* BEGIN *
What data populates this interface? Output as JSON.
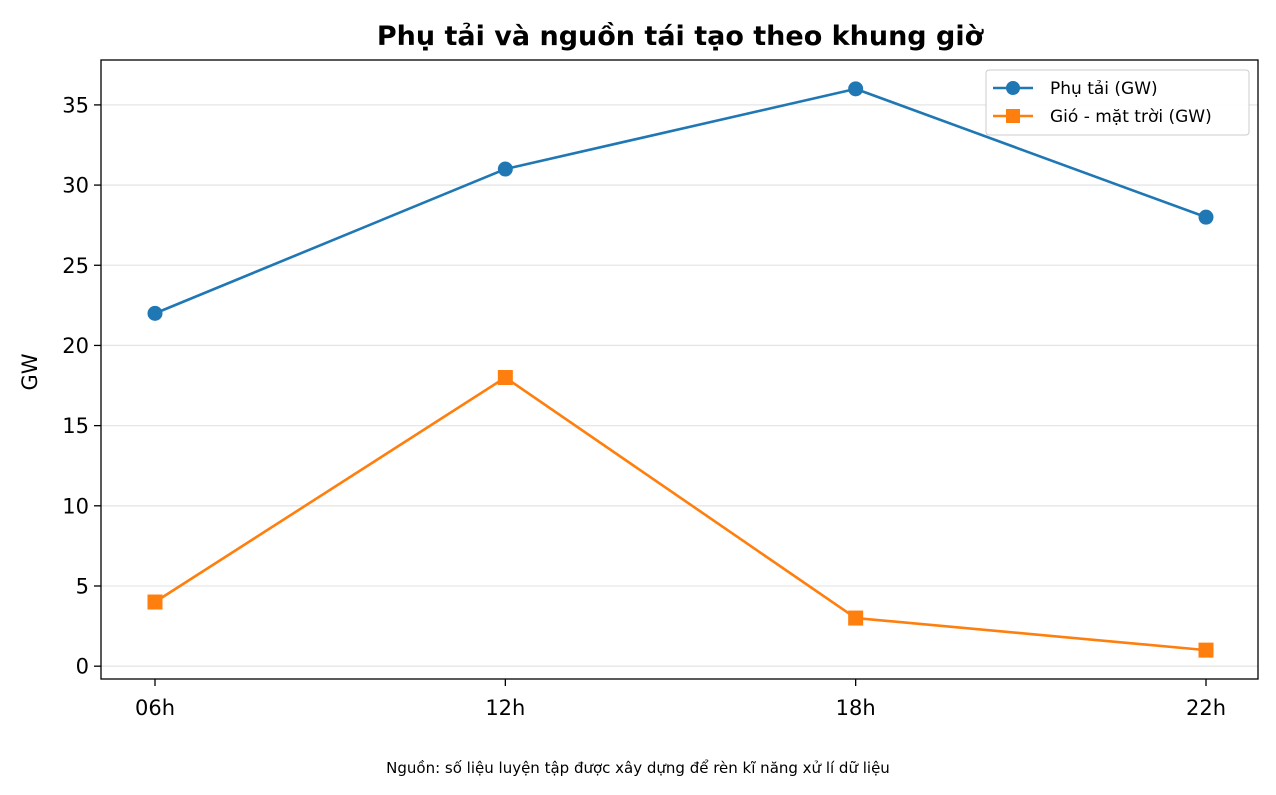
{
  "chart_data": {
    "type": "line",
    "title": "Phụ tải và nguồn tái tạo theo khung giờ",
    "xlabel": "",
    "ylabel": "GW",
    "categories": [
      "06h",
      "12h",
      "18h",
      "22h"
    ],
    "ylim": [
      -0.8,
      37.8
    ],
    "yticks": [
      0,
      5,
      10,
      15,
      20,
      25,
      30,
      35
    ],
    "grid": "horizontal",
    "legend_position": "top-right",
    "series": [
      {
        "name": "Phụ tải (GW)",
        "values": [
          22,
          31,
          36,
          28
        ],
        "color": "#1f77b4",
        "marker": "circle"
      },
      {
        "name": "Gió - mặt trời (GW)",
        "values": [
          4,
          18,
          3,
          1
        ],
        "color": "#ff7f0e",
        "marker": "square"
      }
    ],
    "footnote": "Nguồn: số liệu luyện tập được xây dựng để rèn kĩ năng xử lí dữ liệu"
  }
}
* END *
## Goal
Write out the records above once more, word for word, with no pictures.

## Written solution
What data populates this interface? Output as JSON.
{
  "chart_data": {
    "type": "line",
    "title": "Phụ tải và nguồn tái tạo theo khung giờ",
    "xlabel": "",
    "ylabel": "GW",
    "categories": [
      "06h",
      "12h",
      "18h",
      "22h"
    ],
    "ylim": [
      -0.8,
      37.8
    ],
    "yticks": [
      0,
      5,
      10,
      15,
      20,
      25,
      30,
      35
    ],
    "grid": "horizontal",
    "legend_position": "top-right",
    "series": [
      {
        "name": "Phụ tải (GW)",
        "values": [
          22,
          31,
          36,
          28
        ],
        "color": "#1f77b4",
        "marker": "circle"
      },
      {
        "name": "Gió - mặt trời (GW)",
        "values": [
          4,
          18,
          3,
          1
        ],
        "color": "#ff7f0e",
        "marker": "square"
      }
    ],
    "footnote": "Nguồn: số liệu luyện tập được xây dựng để rèn kĩ năng xử lí dữ liệu"
  }
}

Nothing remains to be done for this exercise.